Dokumenttext:
□ □ □

Pressesubventionen in Dänemark: Zuschuss für Onlinemedien
Ein neues Gesetz in Dänemark beschließt, künftig auch Onlinemedien zu subventionieren. Die Printmedien fürchten um ihre Besitzstände.
STOCKHOLM taz | „Nach 13 Jahren können wir erstmals Pressesubventionen beantragen.“ Ole Wugge Christiansen, Redakteur des linksunabhängigen Internetauftritts „Modkraft“ („Gegenkraft“) ist zufrieden: In Kopenhagen will man nämlich endlich berücksichtigen, dass die demokratische Debatte schon lange nicht mehr allein in Printmedien stattfindet. Ende letzter Woche einigte sich die sozialdemokratisch geführte dänische Mitte-links-Regierung mit der Linkspartei „Einheitsliste“ auf eine grundlegende Reform des dortigen Pressesubventionssystems.

□ □ □

Aufgabenstellung:
1. Gib aus dem Text über die dänischen Pressesubventionen den Abschnitt wörtlich wieder, beginnend bei „STOCKHOLM taz |“ und endend bei „des dortigen Pressesubventionssystems.“.
2. Mit welcher Partei einigte sich die dänische Regierung laut dem Text über die dänischen Pressesubventionen auf die Reform?
Die Auflistung spielt dafür keine Rolle.

Gespeicherte Auflistung:
□ □ □

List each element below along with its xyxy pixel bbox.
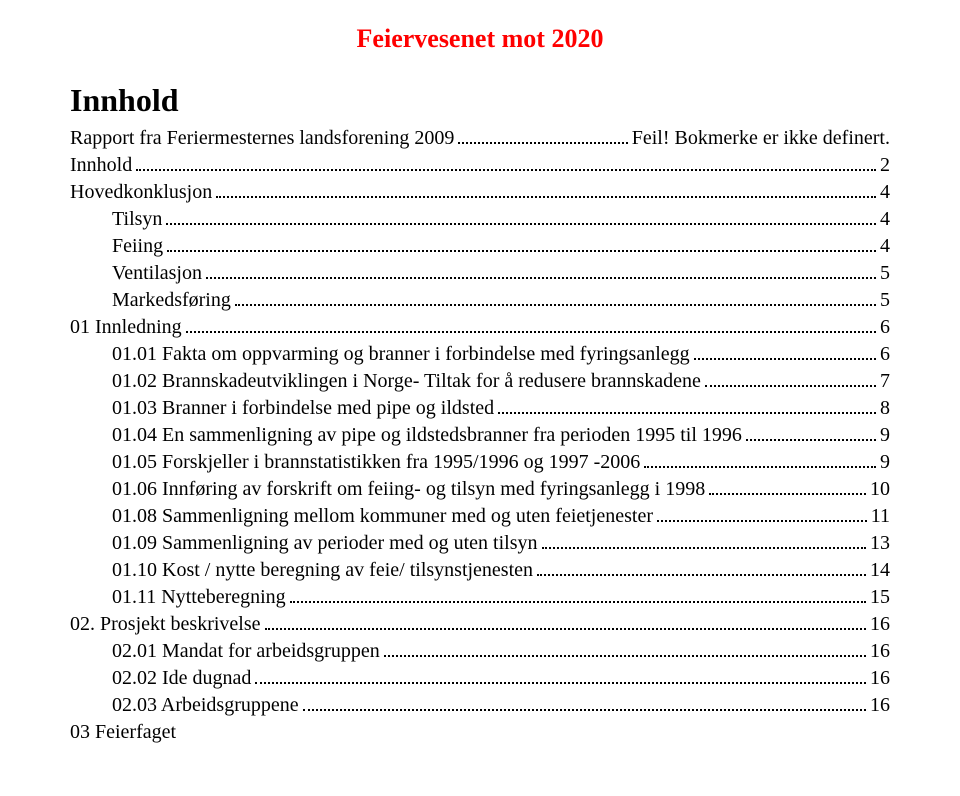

□ □ □

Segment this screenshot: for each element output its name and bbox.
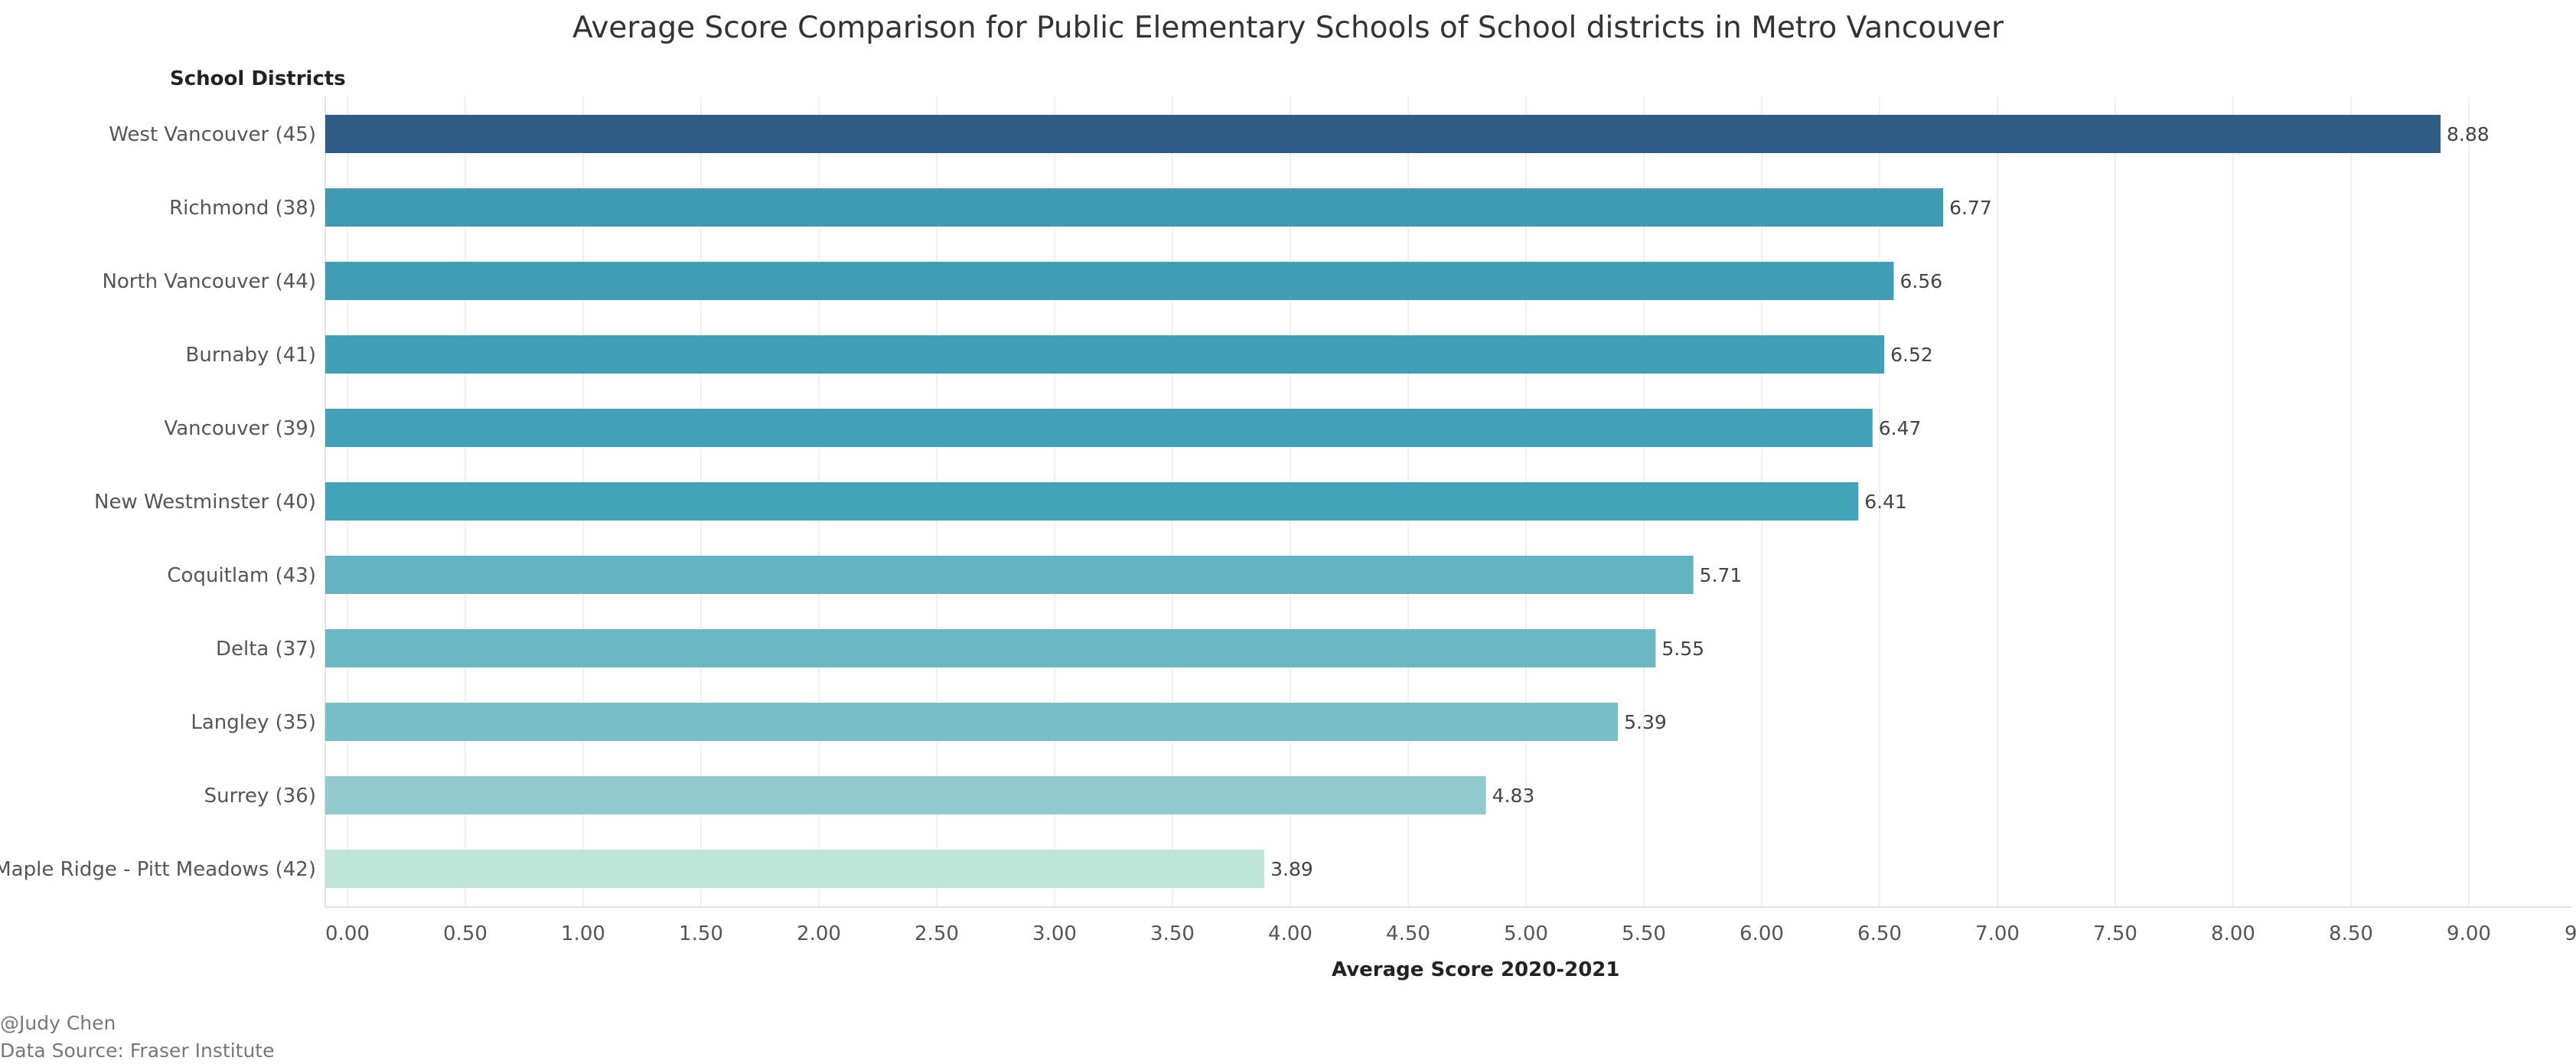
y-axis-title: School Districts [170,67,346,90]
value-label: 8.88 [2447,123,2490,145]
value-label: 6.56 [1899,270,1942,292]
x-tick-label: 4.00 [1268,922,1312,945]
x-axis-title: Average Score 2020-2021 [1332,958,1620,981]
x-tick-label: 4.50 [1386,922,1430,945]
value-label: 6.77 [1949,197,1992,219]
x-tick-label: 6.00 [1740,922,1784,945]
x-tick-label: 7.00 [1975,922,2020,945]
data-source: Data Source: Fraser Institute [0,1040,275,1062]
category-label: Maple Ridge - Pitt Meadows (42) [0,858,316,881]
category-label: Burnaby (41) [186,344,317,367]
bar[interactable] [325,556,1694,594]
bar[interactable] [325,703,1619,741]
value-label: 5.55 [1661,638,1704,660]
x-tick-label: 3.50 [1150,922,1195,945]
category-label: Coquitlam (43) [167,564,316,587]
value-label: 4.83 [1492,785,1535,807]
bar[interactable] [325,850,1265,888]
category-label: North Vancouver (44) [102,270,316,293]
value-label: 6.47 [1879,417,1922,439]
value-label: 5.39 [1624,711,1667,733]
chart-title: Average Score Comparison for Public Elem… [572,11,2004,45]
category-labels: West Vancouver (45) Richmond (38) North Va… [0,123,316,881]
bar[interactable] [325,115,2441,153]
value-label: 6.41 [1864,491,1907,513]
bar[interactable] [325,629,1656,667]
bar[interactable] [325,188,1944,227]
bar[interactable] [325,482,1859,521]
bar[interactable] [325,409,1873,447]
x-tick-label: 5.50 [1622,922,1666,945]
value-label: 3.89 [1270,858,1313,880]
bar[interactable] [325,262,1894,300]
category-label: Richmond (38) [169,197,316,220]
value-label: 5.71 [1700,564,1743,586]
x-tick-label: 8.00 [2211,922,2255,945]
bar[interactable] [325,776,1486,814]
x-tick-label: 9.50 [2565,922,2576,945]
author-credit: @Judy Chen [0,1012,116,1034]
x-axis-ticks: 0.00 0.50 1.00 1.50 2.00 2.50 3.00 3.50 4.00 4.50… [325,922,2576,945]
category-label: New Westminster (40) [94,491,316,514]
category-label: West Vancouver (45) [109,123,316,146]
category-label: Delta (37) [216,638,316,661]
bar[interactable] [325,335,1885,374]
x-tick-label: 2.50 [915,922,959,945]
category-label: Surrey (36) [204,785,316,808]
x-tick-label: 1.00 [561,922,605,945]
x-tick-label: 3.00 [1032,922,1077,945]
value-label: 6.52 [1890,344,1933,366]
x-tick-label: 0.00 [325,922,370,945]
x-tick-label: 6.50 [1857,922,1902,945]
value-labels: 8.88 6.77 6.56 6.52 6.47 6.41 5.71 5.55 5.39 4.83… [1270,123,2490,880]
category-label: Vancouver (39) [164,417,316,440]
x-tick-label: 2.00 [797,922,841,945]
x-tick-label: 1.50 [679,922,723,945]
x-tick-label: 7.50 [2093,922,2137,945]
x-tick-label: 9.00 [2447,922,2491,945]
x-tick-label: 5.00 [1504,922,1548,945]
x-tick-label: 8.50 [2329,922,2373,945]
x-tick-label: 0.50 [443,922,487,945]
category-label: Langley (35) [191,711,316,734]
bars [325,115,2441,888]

□ □ □

Lösungen:
1.
STOCKHOLM taz | „Nach 13 Jahren können wir erstmals Pressesubventionen beantragen.“ Ole Wugge Christiansen, Redakteur des linksunabhängigen Internetauftritts „Modkraft“ („Gegenkraft“) ist zufrieden: In Kopenhagen will man nämlich endlich berücksichtigen, dass die demokratische Debatte schon lange nicht mehr allein in Printmedien stattfindet. Ende letzter Woche einigte sich die sozialdemokratisch geführte dänische Mitte-links-Regierung mit der Linkspartei „Einheitsliste“ auf eine grundlegende Reform des dortigen Pressesubventionssystems.

2. Mit der Linkspartei „Einheitsliste“.